▶ Exercise goal: Give the rows from the start through the line containing "x-tick-label: 10/30/2011 [598, 975, 620, 1062]", both ends included, as a Markdown table with the columns "No." and "Line". Leave out any blank lines.

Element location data
━━━━━━━━━━━━━━━━━━━━━━━━━━━━━━
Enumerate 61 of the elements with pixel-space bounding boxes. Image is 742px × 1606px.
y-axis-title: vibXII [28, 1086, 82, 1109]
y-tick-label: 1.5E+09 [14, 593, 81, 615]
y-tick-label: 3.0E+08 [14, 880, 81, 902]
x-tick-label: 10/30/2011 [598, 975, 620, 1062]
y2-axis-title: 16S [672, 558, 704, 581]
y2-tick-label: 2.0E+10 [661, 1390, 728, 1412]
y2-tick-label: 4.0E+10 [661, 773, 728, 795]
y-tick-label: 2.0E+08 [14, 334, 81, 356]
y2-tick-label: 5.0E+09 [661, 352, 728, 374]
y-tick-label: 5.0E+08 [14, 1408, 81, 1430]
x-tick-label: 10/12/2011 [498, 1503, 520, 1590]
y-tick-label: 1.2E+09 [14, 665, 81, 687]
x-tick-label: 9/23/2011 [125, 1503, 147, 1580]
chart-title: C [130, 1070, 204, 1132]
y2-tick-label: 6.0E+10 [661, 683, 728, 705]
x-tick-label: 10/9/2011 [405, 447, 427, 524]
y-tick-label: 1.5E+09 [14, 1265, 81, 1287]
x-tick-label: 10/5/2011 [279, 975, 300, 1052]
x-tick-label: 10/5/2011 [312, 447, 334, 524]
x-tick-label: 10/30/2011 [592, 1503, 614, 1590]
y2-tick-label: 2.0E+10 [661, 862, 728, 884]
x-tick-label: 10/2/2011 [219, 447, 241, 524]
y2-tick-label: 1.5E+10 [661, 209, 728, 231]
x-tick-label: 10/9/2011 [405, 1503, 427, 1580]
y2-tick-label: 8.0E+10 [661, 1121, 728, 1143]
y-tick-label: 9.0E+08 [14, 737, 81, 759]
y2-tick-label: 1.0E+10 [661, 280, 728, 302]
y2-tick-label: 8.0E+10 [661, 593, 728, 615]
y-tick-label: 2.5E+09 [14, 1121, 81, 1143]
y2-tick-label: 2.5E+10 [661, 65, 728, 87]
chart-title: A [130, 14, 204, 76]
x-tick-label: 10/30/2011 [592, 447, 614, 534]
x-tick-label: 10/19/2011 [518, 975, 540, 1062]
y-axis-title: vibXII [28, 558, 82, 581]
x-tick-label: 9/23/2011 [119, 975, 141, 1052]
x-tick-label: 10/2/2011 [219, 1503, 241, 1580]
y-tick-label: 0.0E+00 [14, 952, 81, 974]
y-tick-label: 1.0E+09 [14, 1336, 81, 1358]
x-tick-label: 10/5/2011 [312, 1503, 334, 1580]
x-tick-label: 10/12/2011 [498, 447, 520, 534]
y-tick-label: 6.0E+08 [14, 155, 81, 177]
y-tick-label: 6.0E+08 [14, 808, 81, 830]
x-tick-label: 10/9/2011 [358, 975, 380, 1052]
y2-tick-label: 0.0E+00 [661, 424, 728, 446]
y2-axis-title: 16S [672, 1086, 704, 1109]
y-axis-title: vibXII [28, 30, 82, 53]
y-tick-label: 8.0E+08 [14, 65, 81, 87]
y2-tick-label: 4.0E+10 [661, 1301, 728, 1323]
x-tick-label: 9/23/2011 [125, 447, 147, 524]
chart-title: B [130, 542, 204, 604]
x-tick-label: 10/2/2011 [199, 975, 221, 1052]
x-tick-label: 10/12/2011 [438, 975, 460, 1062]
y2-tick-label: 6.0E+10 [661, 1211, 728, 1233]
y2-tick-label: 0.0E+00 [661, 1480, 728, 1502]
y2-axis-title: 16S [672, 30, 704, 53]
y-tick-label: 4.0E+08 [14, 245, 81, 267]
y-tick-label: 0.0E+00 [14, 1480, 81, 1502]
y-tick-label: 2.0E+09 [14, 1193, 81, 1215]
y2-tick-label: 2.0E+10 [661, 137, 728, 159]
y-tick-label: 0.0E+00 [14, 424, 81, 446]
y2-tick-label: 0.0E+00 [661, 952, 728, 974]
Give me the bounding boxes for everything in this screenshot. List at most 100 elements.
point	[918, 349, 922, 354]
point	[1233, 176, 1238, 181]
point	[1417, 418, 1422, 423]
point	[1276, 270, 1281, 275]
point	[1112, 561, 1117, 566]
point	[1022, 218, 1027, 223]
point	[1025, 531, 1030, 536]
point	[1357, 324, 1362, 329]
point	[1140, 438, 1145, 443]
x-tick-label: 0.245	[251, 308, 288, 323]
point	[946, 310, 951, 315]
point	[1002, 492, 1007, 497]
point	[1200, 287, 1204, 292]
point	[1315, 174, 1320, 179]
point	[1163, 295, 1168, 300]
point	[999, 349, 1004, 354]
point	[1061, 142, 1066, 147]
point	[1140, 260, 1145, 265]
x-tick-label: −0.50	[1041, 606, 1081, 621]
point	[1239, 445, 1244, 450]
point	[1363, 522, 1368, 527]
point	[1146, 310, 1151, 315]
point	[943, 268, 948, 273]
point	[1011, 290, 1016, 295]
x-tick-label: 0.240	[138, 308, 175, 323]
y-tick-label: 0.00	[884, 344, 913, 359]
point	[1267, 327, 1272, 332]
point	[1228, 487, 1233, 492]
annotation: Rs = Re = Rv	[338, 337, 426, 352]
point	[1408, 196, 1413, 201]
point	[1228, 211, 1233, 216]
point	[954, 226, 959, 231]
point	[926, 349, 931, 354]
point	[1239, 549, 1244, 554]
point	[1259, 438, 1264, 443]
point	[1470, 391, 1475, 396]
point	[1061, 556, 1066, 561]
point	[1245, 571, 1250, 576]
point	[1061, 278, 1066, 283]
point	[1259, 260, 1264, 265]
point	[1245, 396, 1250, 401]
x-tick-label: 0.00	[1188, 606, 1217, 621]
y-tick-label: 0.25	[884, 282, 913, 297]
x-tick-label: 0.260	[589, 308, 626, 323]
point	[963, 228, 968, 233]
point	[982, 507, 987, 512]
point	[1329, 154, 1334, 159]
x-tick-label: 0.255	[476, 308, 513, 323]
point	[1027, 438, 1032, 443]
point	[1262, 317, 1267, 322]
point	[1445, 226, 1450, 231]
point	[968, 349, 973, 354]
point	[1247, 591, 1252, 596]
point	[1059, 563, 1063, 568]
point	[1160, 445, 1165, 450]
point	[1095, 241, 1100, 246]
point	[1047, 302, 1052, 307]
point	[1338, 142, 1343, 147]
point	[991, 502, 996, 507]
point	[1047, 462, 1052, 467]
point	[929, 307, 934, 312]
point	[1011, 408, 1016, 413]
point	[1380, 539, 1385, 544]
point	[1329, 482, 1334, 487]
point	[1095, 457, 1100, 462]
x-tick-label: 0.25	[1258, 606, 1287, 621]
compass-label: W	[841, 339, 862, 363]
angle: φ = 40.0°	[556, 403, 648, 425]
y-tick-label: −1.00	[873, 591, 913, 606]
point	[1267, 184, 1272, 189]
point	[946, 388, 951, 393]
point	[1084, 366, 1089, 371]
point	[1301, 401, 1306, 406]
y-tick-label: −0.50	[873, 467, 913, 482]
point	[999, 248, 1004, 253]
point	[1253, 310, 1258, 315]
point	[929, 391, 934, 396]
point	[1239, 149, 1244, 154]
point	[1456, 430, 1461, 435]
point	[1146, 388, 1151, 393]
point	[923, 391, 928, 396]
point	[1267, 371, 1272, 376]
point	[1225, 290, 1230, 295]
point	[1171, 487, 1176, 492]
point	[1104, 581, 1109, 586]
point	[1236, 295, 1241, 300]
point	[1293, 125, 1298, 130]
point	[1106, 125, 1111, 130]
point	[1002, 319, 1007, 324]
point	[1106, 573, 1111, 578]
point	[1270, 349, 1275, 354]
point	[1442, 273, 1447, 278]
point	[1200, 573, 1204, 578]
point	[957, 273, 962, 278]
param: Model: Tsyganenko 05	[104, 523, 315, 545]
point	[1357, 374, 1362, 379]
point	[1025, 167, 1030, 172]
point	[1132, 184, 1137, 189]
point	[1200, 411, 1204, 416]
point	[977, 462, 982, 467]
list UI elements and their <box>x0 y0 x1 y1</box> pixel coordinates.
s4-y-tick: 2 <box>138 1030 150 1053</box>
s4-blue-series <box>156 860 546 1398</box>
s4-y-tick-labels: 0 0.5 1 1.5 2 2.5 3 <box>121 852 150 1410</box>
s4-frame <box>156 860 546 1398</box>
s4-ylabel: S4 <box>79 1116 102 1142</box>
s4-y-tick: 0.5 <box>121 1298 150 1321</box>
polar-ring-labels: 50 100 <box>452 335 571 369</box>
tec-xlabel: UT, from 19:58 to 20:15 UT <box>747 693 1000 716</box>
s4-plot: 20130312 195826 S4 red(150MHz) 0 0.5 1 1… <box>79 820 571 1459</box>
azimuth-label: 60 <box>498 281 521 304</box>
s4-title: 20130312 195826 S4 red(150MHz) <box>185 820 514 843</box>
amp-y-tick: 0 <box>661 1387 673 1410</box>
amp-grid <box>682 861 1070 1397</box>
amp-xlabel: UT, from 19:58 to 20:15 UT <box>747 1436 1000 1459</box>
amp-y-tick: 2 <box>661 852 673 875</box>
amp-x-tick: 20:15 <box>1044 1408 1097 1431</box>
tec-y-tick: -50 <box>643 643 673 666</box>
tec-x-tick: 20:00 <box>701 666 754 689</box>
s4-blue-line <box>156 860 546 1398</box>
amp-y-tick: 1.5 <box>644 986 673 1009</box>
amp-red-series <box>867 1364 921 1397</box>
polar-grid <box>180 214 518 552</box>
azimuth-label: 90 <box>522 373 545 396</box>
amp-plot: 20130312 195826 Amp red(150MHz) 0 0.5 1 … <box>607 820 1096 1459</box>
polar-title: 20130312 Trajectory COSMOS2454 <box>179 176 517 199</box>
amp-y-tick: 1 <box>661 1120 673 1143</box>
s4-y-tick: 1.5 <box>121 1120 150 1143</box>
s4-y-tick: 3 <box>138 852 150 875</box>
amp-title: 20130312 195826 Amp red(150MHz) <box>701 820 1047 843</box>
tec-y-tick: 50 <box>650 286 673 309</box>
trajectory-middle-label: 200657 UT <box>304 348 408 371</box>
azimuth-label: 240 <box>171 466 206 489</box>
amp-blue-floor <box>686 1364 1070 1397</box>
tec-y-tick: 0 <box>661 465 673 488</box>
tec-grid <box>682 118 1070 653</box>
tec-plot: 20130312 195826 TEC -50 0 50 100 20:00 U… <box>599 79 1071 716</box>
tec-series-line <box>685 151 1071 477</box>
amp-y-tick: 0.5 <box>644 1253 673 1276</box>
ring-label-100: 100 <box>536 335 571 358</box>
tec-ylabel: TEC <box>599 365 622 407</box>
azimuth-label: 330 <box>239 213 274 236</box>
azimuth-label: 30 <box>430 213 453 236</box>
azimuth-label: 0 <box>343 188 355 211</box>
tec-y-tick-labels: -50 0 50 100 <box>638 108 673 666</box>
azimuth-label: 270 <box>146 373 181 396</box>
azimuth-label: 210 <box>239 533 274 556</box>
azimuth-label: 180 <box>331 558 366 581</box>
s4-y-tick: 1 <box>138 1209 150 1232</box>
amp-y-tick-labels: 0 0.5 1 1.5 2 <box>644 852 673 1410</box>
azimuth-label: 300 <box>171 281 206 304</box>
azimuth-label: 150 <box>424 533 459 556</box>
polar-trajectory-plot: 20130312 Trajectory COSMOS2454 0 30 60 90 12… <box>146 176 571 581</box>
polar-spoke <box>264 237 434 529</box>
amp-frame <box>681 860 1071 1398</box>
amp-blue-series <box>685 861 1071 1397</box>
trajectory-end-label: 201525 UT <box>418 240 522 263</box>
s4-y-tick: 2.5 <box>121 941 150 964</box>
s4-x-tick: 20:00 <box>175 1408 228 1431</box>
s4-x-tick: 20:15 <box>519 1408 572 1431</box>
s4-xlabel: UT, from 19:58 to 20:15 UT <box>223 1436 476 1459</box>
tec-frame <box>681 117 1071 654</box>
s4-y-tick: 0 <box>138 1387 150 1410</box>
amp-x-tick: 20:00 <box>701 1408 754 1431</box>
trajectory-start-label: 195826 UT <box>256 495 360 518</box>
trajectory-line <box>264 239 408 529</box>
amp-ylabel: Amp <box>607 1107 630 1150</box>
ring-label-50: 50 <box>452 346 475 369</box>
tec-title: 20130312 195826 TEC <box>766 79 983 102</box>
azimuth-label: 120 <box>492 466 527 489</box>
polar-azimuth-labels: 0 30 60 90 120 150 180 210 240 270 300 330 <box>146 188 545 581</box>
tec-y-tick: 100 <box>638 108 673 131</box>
━━━━━━━━━━━━━━━━━━━━━━━━━━━━━━
▶ The solution:
| No. | Line |
|---|---|
| 1 | Enumerate 61 of the elements with pixel-space bounding boxes. Image is 742px × 1606px. |
| 2 | y-axis-title: vibXII [28, 1086, 82, 1109] |
| 3 | y-tick-label: 1.5E+09 [14, 593, 81, 615] |
| 4 | y-tick-label: 3.0E+08 [14, 880, 81, 902] |
| 5 | x-tick-label: 10/30/2011 [598, 975, 620, 1062] |